YOUR GOAL.
Identify the lines that include the word "title", then copy all of them.

— begin —

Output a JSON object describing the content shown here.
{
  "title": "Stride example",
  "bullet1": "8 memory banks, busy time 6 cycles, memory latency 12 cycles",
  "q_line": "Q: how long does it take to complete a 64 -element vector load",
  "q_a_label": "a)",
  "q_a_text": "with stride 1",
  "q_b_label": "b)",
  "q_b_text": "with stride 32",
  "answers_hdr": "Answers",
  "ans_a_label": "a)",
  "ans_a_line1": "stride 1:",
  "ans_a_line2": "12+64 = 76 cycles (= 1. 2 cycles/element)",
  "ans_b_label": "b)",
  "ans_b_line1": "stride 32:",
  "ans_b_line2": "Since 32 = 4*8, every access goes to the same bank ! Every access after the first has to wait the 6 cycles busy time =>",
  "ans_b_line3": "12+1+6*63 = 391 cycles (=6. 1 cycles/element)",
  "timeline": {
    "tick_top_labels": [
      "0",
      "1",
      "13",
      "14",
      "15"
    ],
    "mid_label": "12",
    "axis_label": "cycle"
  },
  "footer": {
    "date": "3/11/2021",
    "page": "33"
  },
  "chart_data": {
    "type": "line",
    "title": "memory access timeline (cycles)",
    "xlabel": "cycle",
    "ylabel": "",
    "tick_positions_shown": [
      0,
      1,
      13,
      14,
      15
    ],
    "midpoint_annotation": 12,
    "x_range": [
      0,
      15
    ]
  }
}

— end —

ANSWER BELOW.
  "title": "Stride example",
    "title": "memory access timeline (cycles)",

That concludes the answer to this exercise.